What you should do: Reproduce this listing in full.

Stored records:
※

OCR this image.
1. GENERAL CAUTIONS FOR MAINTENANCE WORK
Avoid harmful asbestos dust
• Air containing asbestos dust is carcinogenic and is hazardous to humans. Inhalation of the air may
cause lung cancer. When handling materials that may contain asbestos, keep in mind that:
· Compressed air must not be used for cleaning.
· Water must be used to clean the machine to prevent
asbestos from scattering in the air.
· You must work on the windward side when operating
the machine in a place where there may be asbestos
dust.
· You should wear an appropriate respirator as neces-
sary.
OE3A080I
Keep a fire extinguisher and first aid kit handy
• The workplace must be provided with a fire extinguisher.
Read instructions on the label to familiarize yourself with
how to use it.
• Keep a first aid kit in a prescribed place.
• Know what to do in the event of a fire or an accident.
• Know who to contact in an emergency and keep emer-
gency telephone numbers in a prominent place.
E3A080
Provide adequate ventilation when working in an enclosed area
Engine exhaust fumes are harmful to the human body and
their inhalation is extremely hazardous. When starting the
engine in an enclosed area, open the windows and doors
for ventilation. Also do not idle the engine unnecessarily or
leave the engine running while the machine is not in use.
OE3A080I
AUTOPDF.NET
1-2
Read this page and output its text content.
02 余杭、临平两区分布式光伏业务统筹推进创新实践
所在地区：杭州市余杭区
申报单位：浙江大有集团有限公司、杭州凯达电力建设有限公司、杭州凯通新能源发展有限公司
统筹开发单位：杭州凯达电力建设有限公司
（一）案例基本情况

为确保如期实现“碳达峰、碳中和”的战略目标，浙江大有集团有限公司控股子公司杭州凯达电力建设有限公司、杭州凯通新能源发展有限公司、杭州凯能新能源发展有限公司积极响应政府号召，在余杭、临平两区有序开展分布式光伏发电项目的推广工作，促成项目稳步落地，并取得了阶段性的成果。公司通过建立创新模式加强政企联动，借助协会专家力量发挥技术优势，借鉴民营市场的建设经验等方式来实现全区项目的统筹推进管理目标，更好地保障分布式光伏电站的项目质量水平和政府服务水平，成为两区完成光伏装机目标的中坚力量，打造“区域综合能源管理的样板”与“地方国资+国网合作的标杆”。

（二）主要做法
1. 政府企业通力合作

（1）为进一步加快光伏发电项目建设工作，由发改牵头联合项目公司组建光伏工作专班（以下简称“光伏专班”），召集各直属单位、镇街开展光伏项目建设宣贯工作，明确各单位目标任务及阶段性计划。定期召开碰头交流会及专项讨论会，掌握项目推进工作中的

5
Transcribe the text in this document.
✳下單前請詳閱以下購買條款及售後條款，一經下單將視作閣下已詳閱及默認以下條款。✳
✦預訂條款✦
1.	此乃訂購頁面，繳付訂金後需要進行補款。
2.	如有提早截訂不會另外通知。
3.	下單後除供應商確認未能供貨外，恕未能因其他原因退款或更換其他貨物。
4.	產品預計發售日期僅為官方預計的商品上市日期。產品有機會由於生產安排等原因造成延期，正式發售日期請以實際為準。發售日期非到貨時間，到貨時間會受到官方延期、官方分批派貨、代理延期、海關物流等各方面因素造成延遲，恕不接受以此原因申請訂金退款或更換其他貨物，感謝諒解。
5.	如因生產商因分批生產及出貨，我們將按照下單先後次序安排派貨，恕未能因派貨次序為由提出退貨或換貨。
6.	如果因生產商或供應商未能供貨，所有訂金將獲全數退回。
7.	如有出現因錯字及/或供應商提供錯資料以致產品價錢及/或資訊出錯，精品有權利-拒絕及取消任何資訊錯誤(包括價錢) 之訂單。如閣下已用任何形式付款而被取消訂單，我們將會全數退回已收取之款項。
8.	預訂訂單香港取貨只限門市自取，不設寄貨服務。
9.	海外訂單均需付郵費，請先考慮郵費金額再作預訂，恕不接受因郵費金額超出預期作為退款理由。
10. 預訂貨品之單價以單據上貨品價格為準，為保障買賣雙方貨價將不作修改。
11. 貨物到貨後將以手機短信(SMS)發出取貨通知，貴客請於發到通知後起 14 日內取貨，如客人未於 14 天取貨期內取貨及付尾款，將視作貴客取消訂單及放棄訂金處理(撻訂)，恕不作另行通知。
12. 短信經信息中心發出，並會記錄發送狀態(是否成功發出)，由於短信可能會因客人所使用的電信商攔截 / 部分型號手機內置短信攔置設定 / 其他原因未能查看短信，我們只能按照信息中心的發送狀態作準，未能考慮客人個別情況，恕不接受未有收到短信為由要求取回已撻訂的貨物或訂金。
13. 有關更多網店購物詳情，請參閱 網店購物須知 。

※

The output:
OCR this image.
1. GENERAL CAUTIONS FOR MAINTENANCE WORK
Avoid harmful asbestos dust
• Air containing asbestos dust is carcinogenic and is hazardous to humans. Inhalation of the air may
cause lung cancer. When handling materials that may contain asbestos, keep in mind that:
· Compressed air must not be used for cleaning.
· Water must be used to clean the machine to prevent
asbestos from scattering in the air.
· You must work on the windward side when operating
the machine in a place where there may be asbestos
dust.
· You should wear an appropriate respirator as neces-
sary.
OE3A080I
Keep a fire extinguisher and first aid kit handy
• The workplace must be provided with a fire extinguisher.
Read instructions on the label to familiarize yourself with
how to use it.
• Keep a first aid kit in a prescribed place.
• Know what to do in the event of a fire or an accident.
• Know who to contact in an emergency and keep emer-
gency telephone numbers in a prominent place.
E3A080
Provide adequate ventilation when working in an enclosed area
Engine exhaust fumes are harmful to the human body and
their inhalation is extremely hazardous. When starting the
engine in an enclosed area, open the windows and doors
for ventilation. Also do not idle the engine unnecessarily or
leave the engine running while the machine is not in use.
OE3A080I
AUTOPDF.NET
1-2
Read this page and output its text content.
02 余杭、临平两区分布式光伏业务统筹推进创新实践
所在地区：杭州市余杭区
申报单位：浙江大有集团有限公司、杭州凯达电力建设有限公司、杭州凯通新能源发展有限公司
统筹开发单位：杭州凯达电力建设有限公司
（一）案例基本情况

为确保如期实现“碳达峰、碳中和”的战略目标，浙江大有集团有限公司控股子公司杭州凯达电力建设有限公司、杭州凯通新能源发展有限公司、杭州凯能新能源发展有限公司积极响应政府号召，在余杭、临平两区有序开展分布式光伏发电项目的推广工作，促成项目稳步落地，并取得了阶段性的成果。公司通过建立创新模式加强政企联动，借助协会专家力量发挥技术优势，借鉴民营市场的建设经验等方式来实现全区项目的统筹推进管理目标，更好地保障分布式光伏电站的项目质量水平和政府服务水平，成为两区完成光伏装机目标的中坚力量，打造“区域综合能源管理的样板”与“地方国资+国网合作的标杆”。

（二）主要做法
1. 政府企业通力合作

（1）为进一步加快光伏发电项目建设工作，由发改牵头联合项目公司组建光伏工作专班（以下简称“光伏专班”），召集各直属单位、镇街开展光伏项目建设宣贯工作，明确各单位目标任务及阶段性计划。定期召开碰头交流会及专项讨论会，掌握项目推进工作中的

5
Transcribe the text in this document.
✳下單前請詳閱以下購買條款及售後條款，一經下單將視作閣下已詳閱及默認以下條款。✳
✦預訂條款✦
1.	此乃訂購頁面，繳付訂金後需要進行補款。
2.	如有提早截訂不會另外通知。
3.	下單後除供應商確認未能供貨外，恕未能因其他原因退款或更換其他貨物。
4.	產品預計發售日期僅為官方預計的商品上市日期。產品有機會由於生產安排等原因造成延期，正式發售日期請以實際為準。發售日期非到貨時間，到貨時間會受到官方延期、官方分批派貨、代理延期、海關物流等各方面因素造成延遲，恕不接受以此原因申請訂金退款或更換其他貨物，感謝諒解。
5.	如因生產商因分批生產及出貨，我們將按照下單先後次序安排派貨，恕未能因派貨次序為由提出退貨或換貨。
6.	如果因生產商或供應商未能供貨，所有訂金將獲全數退回。
7.	如有出現因錯字及/或供應商提供錯資料以致產品價錢及/或資訊出錯，精品有權利-拒絕及取消任何資訊錯誤(包括價錢) 之訂單。如閣下已用任何形式付款而被取消訂單，我們將會全數退回已收取之款項。
8.	預訂訂單香港取貨只限門市自取，不設寄貨服務。
9.	海外訂單均需付郵費，請先考慮郵費金額再作預訂，恕不接受因郵費金額超出預期作為退款理由。
10. 預訂貨品之單價以單據上貨品價格為準，為保障買賣雙方貨價將不作修改。
11. 貨物到貨後將以手機短信(SMS)發出取貨通知，貴客請於發到通知後起 14 日內取貨，如客人未於 14 天取貨期內取貨及付尾款，將視作貴客取消訂單及放棄訂金處理(撻訂)，恕不作另行通知。
12. 短信經信息中心發出，並會記錄發送狀態(是否成功發出)，由於短信可能會因客人所使用的電信商攔截 / 部分型號手機內置短信攔置設定 / 其他原因未能查看短信，我們只能按照信息中心的發送狀態作準，未能考慮客人個別情況，恕不接受未有收到短信為由要求取回已撻訂的貨物或訂金。
13. 有關更多網店購物詳情，請參閱 網店購物須知 。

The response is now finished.